=== Data lines ===

* BEGIN *

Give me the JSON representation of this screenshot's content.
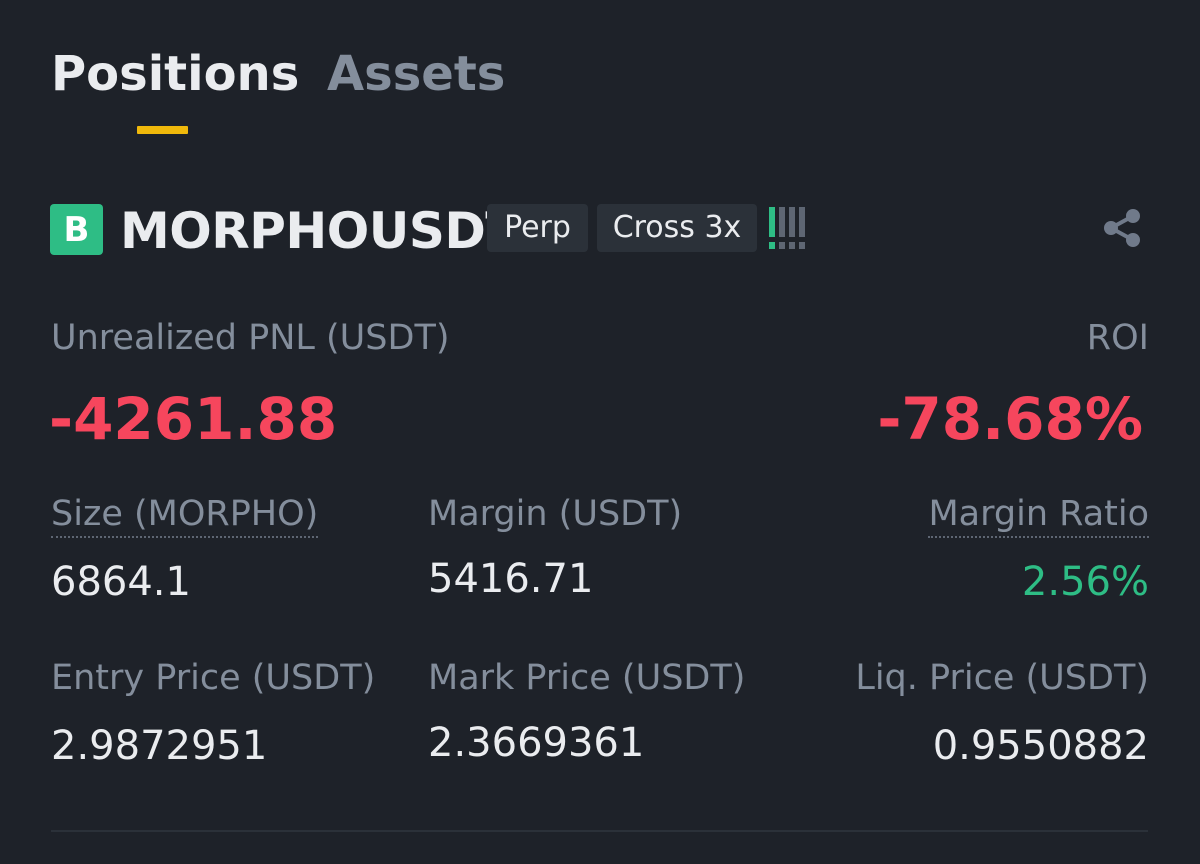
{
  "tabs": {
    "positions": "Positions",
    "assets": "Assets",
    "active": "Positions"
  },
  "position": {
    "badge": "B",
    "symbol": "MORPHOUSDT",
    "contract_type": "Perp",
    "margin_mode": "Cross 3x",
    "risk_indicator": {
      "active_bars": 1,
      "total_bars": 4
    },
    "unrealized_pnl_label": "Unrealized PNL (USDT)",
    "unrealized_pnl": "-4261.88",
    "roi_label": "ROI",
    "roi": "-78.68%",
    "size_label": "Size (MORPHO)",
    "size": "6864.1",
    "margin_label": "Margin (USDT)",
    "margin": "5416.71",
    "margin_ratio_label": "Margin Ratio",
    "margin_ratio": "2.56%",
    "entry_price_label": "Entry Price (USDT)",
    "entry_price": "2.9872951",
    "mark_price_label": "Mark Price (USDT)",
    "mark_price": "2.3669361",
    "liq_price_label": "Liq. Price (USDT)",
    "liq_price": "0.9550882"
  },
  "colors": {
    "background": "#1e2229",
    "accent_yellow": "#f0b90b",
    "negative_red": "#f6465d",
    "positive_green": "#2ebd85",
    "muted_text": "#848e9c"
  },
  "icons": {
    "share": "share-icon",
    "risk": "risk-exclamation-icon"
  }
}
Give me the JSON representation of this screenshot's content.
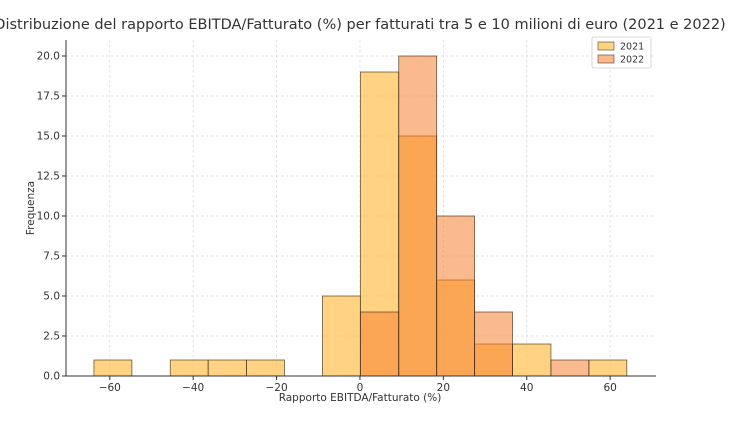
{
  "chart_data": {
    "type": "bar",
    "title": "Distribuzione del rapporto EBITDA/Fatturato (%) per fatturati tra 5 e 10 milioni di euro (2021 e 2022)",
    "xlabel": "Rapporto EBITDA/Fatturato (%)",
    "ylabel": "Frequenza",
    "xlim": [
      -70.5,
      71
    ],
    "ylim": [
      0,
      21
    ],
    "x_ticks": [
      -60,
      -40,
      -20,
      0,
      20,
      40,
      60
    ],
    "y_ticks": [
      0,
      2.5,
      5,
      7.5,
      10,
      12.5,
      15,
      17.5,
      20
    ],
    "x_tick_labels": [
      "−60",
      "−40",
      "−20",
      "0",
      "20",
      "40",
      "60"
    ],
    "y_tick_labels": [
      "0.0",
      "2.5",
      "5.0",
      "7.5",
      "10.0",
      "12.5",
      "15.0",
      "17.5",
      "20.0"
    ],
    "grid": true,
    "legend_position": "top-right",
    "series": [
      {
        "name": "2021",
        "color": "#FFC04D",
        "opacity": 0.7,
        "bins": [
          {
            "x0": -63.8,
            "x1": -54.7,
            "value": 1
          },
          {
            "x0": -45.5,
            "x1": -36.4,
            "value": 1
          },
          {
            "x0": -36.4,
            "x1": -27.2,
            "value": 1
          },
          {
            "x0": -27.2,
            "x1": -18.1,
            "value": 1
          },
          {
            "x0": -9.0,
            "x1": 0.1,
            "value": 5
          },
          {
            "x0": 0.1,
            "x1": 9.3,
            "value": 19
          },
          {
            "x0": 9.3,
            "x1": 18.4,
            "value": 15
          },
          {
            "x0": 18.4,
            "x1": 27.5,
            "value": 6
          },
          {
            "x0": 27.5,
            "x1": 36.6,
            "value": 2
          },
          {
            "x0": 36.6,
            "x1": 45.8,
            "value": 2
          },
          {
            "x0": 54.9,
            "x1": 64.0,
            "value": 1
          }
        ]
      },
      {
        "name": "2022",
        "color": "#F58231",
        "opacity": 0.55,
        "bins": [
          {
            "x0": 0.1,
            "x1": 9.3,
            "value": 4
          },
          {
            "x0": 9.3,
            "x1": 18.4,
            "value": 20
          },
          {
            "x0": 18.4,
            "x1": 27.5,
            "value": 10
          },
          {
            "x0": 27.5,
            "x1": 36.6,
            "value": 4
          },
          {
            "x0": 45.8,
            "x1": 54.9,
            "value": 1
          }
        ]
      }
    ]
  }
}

* END *

=== What is needed ===
Exclude the images, then output the data above word for word.

=== Written response ===
Give me the JSON representation of this screenshot's content.
{
  "tabs": {
    "positions": "Positions",
    "assets": "Assets",
    "active": "Positions"
  },
  "position": {
    "badge": "B",
    "symbol": "MORPHOUSDT",
    "contract_type": "Perp",
    "margin_mode": "Cross 3x",
    "risk_indicator": {
      "active_bars": 1,
      "total_bars": 4
    },
    "unrealized_pnl_label": "Unrealized PNL (USDT)",
    "unrealized_pnl": "-4261.88",
    "roi_label": "ROI",
    "roi": "-78.68%",
    "size_label": "Size (MORPHO)",
    "size": "6864.1",
    "margin_label": "Margin (USDT)",
    "margin": "5416.71",
    "margin_ratio_label": "Margin Ratio",
    "margin_ratio": "2.56%",
    "entry_price_label": "Entry Price (USDT)",
    "entry_price": "2.9872951",
    "mark_price_label": "Mark Price (USDT)",
    "mark_price": "2.3669361",
    "liq_price_label": "Liq. Price (USDT)",
    "liq_price": "0.9550882"
  },
  "colors": {
    "background": "#1e2229",
    "accent_yellow": "#f0b90b",
    "negative_red": "#f6465d",
    "positive_green": "#2ebd85",
    "muted_text": "#848e9c"
  },
  "icons": {
    "share": "share-icon",
    "risk": "risk-exclamation-icon"
  }
}
Give me the JSON representation of this screenshot's content.
{
  "chart_data": {
    "type": "bar",
    "title": "Distribuzione del rapporto EBITDA/Fatturato (%) per fatturati tra 5 e 10 milioni di euro (2021 e 2022)",
    "xlabel": "Rapporto EBITDA/Fatturato (%)",
    "ylabel": "Frequenza",
    "xlim": [
      -70.5,
      71
    ],
    "ylim": [
      0,
      21
    ],
    "x_ticks": [
      -60,
      -40,
      -20,
      0,
      20,
      40,
      60
    ],
    "y_ticks": [
      0,
      2.5,
      5,
      7.5,
      10,
      12.5,
      15,
      17.5,
      20
    ],
    "x_tick_labels": [
      "−60",
      "−40",
      "−20",
      "0",
      "20",
      "40",
      "60"
    ],
    "y_tick_labels": [
      "0.0",
      "2.5",
      "5.0",
      "7.5",
      "10.0",
      "12.5",
      "15.0",
      "17.5",
      "20.0"
    ],
    "grid": true,
    "legend_position": "top-right",
    "series": [
      {
        "name": "2021",
        "color": "#FFC04D",
        "opacity": 0.7,
        "bins": [
          {
            "x0": -63.8,
            "x1": -54.7,
            "value": 1
          },
          {
            "x0": -45.5,
            "x1": -36.4,
            "value": 1
          },
          {
            "x0": -36.4,
            "x1": -27.2,
            "value": 1
          },
          {
            "x0": -27.2,
            "x1": -18.1,
            "value": 1
          },
          {
            "x0": -9.0,
            "x1": 0.1,
            "value": 5
          },
          {
            "x0": 0.1,
            "x1": 9.3,
            "value": 19
          },
          {
            "x0": 9.3,
            "x1": 18.4,
            "value": 15
          },
          {
            "x0": 18.4,
            "x1": 27.5,
            "value": 6
          },
          {
            "x0": 27.5,
            "x1": 36.6,
            "value": 2
          },
          {
            "x0": 36.6,
            "x1": 45.8,
            "value": 2
          },
          {
            "x0": 54.9,
            "x1": 64.0,
            "value": 1
          }
        ]
      },
      {
        "name": "2022",
        "color": "#F58231",
        "opacity": 0.55,
        "bins": [
          {
            "x0": 0.1,
            "x1": 9.3,
            "value": 4
          },
          {
            "x0": 9.3,
            "x1": 18.4,
            "value": 20
          },
          {
            "x0": 18.4,
            "x1": 27.5,
            "value": 10
          },
          {
            "x0": 27.5,
            "x1": 36.6,
            "value": 4
          },
          {
            "x0": 45.8,
            "x1": 54.9,
            "value": 1
          }
        ]
      }
    ]
  }
}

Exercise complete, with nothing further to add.